* [WHAT YOU SHOULD DO]: Each line that holds the word "Schedule" counts once; give the total number of such lines and nothing else.

* [DATASET CONTENT]:
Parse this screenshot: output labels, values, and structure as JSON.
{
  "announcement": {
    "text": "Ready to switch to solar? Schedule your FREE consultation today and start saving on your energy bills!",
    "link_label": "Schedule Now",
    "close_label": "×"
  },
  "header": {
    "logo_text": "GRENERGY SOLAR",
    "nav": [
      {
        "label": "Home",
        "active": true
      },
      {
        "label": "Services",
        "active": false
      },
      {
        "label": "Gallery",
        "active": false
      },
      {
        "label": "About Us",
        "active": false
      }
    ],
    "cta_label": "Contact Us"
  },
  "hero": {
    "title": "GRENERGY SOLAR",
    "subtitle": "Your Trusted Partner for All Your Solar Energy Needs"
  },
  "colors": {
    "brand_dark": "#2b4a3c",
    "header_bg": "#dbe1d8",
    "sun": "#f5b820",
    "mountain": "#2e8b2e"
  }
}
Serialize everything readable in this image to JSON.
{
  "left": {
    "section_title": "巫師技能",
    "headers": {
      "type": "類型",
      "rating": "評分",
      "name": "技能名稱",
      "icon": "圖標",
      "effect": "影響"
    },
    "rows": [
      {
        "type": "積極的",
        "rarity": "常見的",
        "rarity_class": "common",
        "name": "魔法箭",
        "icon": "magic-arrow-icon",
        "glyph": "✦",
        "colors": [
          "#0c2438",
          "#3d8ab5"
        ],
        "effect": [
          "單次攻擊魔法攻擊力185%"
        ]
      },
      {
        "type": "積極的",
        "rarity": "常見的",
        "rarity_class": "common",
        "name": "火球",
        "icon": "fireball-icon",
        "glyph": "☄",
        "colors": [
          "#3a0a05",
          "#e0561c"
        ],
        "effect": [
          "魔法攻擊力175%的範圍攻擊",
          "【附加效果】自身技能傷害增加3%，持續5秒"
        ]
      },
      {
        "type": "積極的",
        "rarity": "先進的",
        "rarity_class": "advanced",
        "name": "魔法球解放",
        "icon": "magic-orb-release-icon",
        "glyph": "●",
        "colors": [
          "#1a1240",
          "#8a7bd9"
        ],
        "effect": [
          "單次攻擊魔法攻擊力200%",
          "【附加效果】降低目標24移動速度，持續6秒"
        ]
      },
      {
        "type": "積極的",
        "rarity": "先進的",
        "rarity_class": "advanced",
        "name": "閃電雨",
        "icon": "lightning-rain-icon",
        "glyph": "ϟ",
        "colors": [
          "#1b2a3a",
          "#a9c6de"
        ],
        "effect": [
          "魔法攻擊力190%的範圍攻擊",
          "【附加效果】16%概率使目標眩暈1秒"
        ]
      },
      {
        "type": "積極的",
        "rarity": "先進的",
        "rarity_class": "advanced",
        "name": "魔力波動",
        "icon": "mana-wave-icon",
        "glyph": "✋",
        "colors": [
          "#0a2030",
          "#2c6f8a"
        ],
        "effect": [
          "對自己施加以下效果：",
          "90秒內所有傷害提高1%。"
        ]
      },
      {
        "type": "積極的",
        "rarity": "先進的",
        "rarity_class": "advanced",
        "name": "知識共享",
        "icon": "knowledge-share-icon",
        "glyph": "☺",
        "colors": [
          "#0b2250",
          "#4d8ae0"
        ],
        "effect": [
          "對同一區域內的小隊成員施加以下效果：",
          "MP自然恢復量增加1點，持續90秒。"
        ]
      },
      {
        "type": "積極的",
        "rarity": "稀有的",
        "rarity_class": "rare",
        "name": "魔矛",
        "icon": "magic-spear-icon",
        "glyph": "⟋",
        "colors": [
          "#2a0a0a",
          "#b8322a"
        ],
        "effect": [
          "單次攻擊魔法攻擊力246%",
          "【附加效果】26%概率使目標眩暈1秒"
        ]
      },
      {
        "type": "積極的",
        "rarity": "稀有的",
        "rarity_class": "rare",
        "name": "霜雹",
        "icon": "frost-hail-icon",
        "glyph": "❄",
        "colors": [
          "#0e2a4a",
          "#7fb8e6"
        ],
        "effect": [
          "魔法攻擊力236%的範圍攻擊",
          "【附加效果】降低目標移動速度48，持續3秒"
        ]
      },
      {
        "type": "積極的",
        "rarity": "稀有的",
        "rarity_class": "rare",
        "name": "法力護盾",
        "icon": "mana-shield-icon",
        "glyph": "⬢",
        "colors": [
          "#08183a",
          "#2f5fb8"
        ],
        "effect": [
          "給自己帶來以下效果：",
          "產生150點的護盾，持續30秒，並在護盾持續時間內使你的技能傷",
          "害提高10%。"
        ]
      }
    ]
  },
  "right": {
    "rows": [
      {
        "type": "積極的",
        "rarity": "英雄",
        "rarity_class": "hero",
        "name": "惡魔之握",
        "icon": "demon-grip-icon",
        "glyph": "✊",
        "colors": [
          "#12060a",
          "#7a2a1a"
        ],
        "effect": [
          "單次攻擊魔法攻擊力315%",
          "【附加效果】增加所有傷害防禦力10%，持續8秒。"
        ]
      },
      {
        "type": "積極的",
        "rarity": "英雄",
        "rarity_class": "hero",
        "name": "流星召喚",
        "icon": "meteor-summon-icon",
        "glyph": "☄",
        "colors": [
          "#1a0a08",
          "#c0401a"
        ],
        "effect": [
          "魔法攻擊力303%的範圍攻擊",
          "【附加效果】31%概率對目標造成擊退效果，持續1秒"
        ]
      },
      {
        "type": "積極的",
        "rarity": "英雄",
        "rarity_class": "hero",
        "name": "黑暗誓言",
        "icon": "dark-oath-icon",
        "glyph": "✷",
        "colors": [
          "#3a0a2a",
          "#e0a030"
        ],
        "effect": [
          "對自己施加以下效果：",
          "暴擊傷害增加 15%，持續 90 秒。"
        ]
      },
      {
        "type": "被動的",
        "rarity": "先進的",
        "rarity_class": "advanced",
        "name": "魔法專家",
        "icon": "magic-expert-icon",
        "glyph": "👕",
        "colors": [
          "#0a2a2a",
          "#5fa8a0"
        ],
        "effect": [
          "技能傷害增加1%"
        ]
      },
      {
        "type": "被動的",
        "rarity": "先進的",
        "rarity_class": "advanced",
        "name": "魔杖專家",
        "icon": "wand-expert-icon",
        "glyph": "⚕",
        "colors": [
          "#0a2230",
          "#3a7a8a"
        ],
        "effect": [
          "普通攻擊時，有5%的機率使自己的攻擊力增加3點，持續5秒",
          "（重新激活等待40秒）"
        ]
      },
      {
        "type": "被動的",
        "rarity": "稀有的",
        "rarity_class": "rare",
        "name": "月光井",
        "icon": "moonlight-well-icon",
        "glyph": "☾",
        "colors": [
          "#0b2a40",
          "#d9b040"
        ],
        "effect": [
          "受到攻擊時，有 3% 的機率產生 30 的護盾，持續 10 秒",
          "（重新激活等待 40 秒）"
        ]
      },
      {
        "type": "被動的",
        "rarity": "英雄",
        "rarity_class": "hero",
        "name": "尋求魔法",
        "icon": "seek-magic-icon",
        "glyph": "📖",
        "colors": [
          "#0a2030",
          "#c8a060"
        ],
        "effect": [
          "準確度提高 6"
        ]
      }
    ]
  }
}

* [RESULT BELOW]: 2